TEXT PROVIDED:
◆ ◆ ◆
Development - UCLOrengoGroup/cath-tools GitHub Wiki

Development

This page contains extra information that may be useful for anyone working on the development of cath-tools. For information on how to set up a standard build of the code, see Build.

To Do

rapidjson

Clang's UndefinedBehaviorSanitizer reports during a run of build-test:

../rapidjson/include/rapidjson/internal/stack.h:117:13: runtime error: applying non-zero offset 16 to null pointer

SUMMARY: UndefinedBehaviorSanitizer: undefined-behavior ../rapidjson/include/rapidjson/internal/stack.h:117:13 in 
../rapidjson/include/rapidjson/internal/stack.h:117:13: runtime error: applying non-zero offset 1 to null pointer

This smells like genuine UB (ie like ubsan's report is a true-positive).

It seems this area of code has been updated in more recent versions of rapidjson so this may have been fixed. It would be good to upgrade. Perhaps via Conan? Or perhaps move to "JSON for Modern C++ version", though that would probably involve more work.

Doxygen Code Documentation

Much of the code is documented inline with Doxygen. To view it, install doxygen, run doxygen in the cath-tools root directory and then view doxygen_documentation/html/index.html in a browser.

Compiling Multiple Versions (release/relwithdebinfo/debug)

To compile multiple versions, you can put them in individual directories. First make sure that you don't have any build files in the root directory and then run something like:

mkdir release
cd release
cmake -DCMAKE_BUILD_TYPE=RELEASE ..
cd ..
make -C release

Available types are: release, relwithdebinfo and debug

NOTE: the debug build requires a debug version of Boost built with _GLIBCXX_DEBUG enabled otherwise the resulting code will have all sorts of horrible, non-obvious errors. If you really want to build a debug version without doing this, you can work around this issue by removing all mentions of -D_GLIBCXX_DEBUG from CMakeLists.txt.
◆ ◆ ◆
RAW RECORDS:

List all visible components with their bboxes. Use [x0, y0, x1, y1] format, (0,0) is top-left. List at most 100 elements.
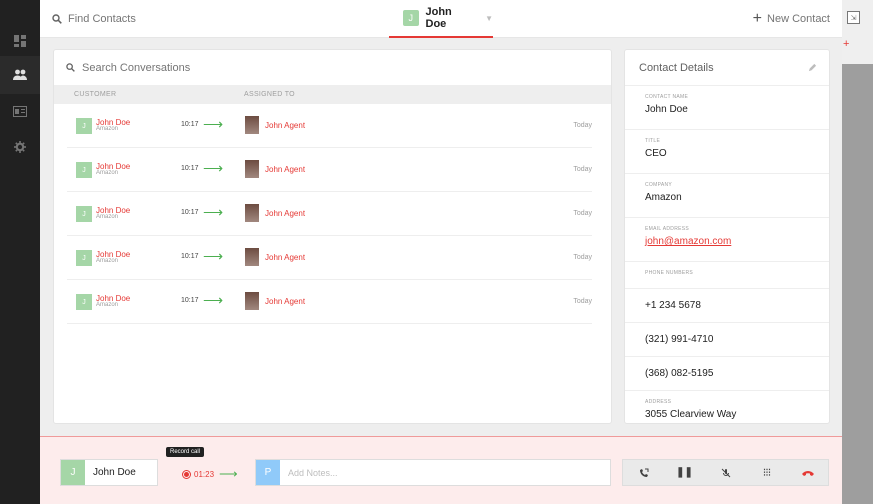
top-bar: Find Contacts J John Doe ▼ + New Contact — [40, 0, 842, 38]
find-contacts-placeholder: Find Contacts — [68, 13, 136, 25]
conversation-time: 10:17 — [181, 121, 199, 128]
arrow-right-icon: ⟶ — [203, 248, 224, 264]
new-contact-label: New Contact — [767, 13, 830, 25]
call-duration: 01:23 — [194, 469, 215, 479]
conversation-date: Today — [573, 298, 592, 305]
field-value[interactable]: 3055 Clearview Way — [645, 409, 829, 420]
panel-toggle-icon[interactable]: ⇲ — [847, 11, 860, 24]
conversation-time: 10:17 — [181, 165, 199, 172]
caller-avatar: J — [61, 460, 85, 485]
find-contacts-search[interactable]: Find Contacts — [52, 0, 136, 38]
table-row[interactable]: J John Doe Amazon 10:17 ⟶ John Agent Tod… — [67, 236, 592, 280]
settings-gear-icon[interactable] — [0, 128, 40, 166]
new-contact-button[interactable]: + New Contact — [753, 0, 830, 38]
add-notes-input[interactable]: P Add Notes... — [255, 459, 611, 486]
id-card-icon[interactable] — [0, 92, 40, 130]
arrow-right-icon: ⟶ — [203, 204, 224, 220]
edit-pencil-icon[interactable] — [808, 63, 817, 72]
email-field: EMAIL ADDRESS john@amazon.com — [625, 218, 829, 262]
arrow-right-icon: ⟶ — [203, 116, 224, 132]
search-conversations-input[interactable]: Search Conversations — [54, 50, 611, 86]
record-icon — [182, 469, 191, 479]
end-call-button[interactable] — [787, 460, 828, 485]
field-label: ADDRESS — [645, 399, 672, 405]
table-row[interactable]: J John Doe Amazon 10:17 ⟶ John Agent Tod… — [67, 280, 592, 324]
record-call-button[interactable]: 01:23 ⟶ — [182, 466, 238, 482]
phone-numbers-label-row: PHONE NUMBERS — [625, 262, 829, 289]
record-call-tooltip: Record call — [166, 447, 205, 457]
transfer-call-button[interactable] — [623, 460, 664, 485]
agent-name[interactable]: John Agent — [265, 297, 305, 306]
table-row[interactable]: J John Doe Amazon 10:17 ⟶ John Agent Tod… — [67, 104, 592, 148]
contacts-icon[interactable] — [0, 56, 40, 94]
field-label: EMAIL ADDRESS — [645, 226, 690, 232]
contact-details-header: Contact Details — [625, 50, 829, 86]
conversations-list: J John Doe Amazon 10:17 ⟶ John Agent Tod… — [67, 104, 592, 324]
contact-tab-name: John Doe — [425, 6, 452, 30]
hang-up-icon — [801, 470, 814, 476]
email-link[interactable]: john@amazon.com — [645, 236, 829, 247]
keypad-button[interactable]: ⁝⁝⁝ — [746, 460, 787, 485]
customer-company: Amazon — [96, 170, 119, 176]
column-header-customer: CUSTOMER — [74, 91, 117, 98]
mute-mic-icon — [721, 468, 730, 477]
caller-name: John Doe — [93, 467, 136, 478]
field-label: PHONE NUMBERS — [645, 270, 694, 276]
conversation-date: Today — [573, 122, 592, 129]
call-controls: ❚❚ ⁝⁝⁝ — [622, 459, 829, 486]
search-icon — [52, 14, 62, 24]
phone-number[interactable]: +1 234 5678 — [625, 289, 829, 323]
phone-number[interactable]: (368) 082-5195 — [625, 357, 829, 391]
hold-button[interactable]: ❚❚ — [664, 460, 705, 485]
agent-name[interactable]: John Agent — [265, 121, 305, 130]
chevron-down-icon[interactable]: ▼ — [485, 14, 493, 23]
customer-company: Amazon — [96, 258, 119, 264]
conversation-date: Today — [573, 254, 592, 261]
customer-company: Amazon — [96, 214, 119, 220]
plus-icon: + — [752, 10, 763, 27]
agent-avatar — [245, 292, 259, 310]
customer-avatar: J — [76, 162, 92, 178]
field-label: TITLE — [645, 138, 661, 144]
table-row[interactable]: J John Doe Amazon 10:17 ⟶ John Agent Tod… — [67, 192, 592, 236]
arrow-right-icon: ⟶ — [203, 292, 224, 308]
caller-info[interactable]: J John Doe — [60, 459, 158, 486]
phone-number[interactable]: (321) 991-4710 — [625, 323, 829, 357]
mute-button[interactable] — [705, 460, 746, 485]
agent-avatar — [245, 204, 259, 222]
nav-sidebar — [0, 0, 40, 504]
conversations-panel: Search Conversations CUSTOMER ASSIGNED T… — [53, 49, 612, 424]
plus-icon[interactable]: + — [843, 38, 849, 50]
conversations-table-header: CUSTOMER ASSIGNED TO — [54, 86, 611, 104]
field-label: COMPANY — [645, 182, 673, 188]
notes-avatar: P — [256, 460, 280, 485]
active-contact-tab[interactable]: J John Doe ▼ — [389, 0, 493, 38]
customer-avatar: J — [76, 294, 92, 310]
active-call-bar: J John Doe Record call 01:23 ⟶ P Add Not… — [40, 436, 842, 504]
contact-details-panel: Contact Details CONTACT NAME John Doe TI… — [624, 49, 830, 424]
column-header-assigned-to: ASSIGNED TO — [244, 91, 295, 98]
agent-name[interactable]: John Agent — [265, 253, 305, 262]
customer-company: Amazon — [96, 302, 119, 308]
customer-avatar: J — [76, 118, 92, 134]
field-value[interactable]: CEO — [645, 148, 829, 159]
right-edge-panel: ⇲ + — [842, 0, 873, 504]
conversation-time: 10:17 — [181, 209, 199, 216]
table-row[interactable]: J John Doe Amazon 10:17 ⟶ John Agent Tod… — [67, 148, 592, 192]
conversation-date: Today — [573, 166, 592, 173]
search-icon — [66, 63, 75, 72]
customer-avatar: J — [76, 206, 92, 222]
agent-name[interactable]: John Agent — [265, 209, 305, 218]
conversation-date: Today — [573, 210, 592, 217]
address-field: ADDRESS 3055 Clearview Way — [625, 391, 829, 423]
field-value[interactable]: John Doe — [645, 104, 829, 115]
field-value[interactable]: Amazon — [645, 192, 829, 203]
agent-name[interactable]: John Agent — [265, 165, 305, 174]
dashboard-icon[interactable] — [0, 22, 40, 60]
title-field: TITLE CEO — [625, 130, 829, 174]
contact-details-title: Contact Details — [639, 61, 714, 74]
contact-avatar: J — [403, 10, 419, 26]
arrow-right-icon: ⟶ — [203, 160, 224, 176]
agent-avatar — [245, 248, 259, 266]
customer-company: Amazon — [96, 126, 119, 132]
◆ ◆ ◆
PROBLEMS:
A: Revise the cath-tools development page, starting at "Compiling Multiple Versions" and ending at "cmake -DCMAKE_BUILD_TYPE=RELEASE ..", and change "individual directories" to "separate directories".
B: Carry on writing the cath-tools development page from the point where it currently stops.

RESPONSES TO THE TASKS:
A:
Compiling Multiple Versions (release/relwithdebinfo/debug)

To compile multiple versions, you can put them in separate directories. First make sure that you don't have any build files in the root directory and then run something like:

mkdir release
cd release
cmake -DCMAKE_BUILD_TYPE=RELEASE ..

B:
Example CMake Commands

clang_debug

/usr/bin/cmake -DCMAKE_BUILD_TYPE=DEBUG          -DBUILD_SHARED_LIBS=ON -DBOOST_ROOT=/opt/boost_1_68_0_clang_build -DCMAKE_C_COMPILER=/usr/bin/clang -DCMAKE_CXX_COMPILER=/usr/bin/clang++ -DCMAKE_CXX_FLAGS="-stdlib=libc++" ..

clang_release

/usr/bin/cmake -DCMAKE_BUILD_TYPE=RELEASE                               -DBOOST_ROOT=/opt/boost_1_68_0_clang_build -DCMAKE_C_COMPILER=/usr/bin/clang -DCMAKE_CXX_COMPILER=/usr/bin/clang++ -DCMAKE_CXX_FLAGS="-stdlib=libc++" ..

clang_relwithdebinfo

/usr/bin/cmake -DCMAKE_BUILD_TYPE=RELWITHDEBINFO                        -DBOOST_ROOT=/opt/boost_1_68_0_clang_build -DCMAKE_C_COMPILER=/usr/bin/clang -DCMAKE_CXX_COMPILER=/usr/bin/clang++ -DCMAKE_CXX_FLAGS="-stdlib=libc++" ..

gcc_debug

/usr/bin/cmake -DCMAKE_BUILD_TYPE=DEBUG          -DBUILD_SHARED_LIBS=ON -DBOOST_ROOT=/opt/boost_1_68_0_gcc_build                                                                                                              ..

gcc_release

/usr/bin/cmake -DCMAKE_BUILD_TYPE=RELEASE                               -DBOOST_ROOT=/opt/boost_1_68_0_gcc_build                                                                                                              ..

gcc_relwithdebinfo

/usr/bin/cmake -DCMAKE_BUILD_TYPE=RELWITHDEBINFO                        -DBOOST_ROOT=/opt/boost_1_68_0_gcc_build                                                                                                              ..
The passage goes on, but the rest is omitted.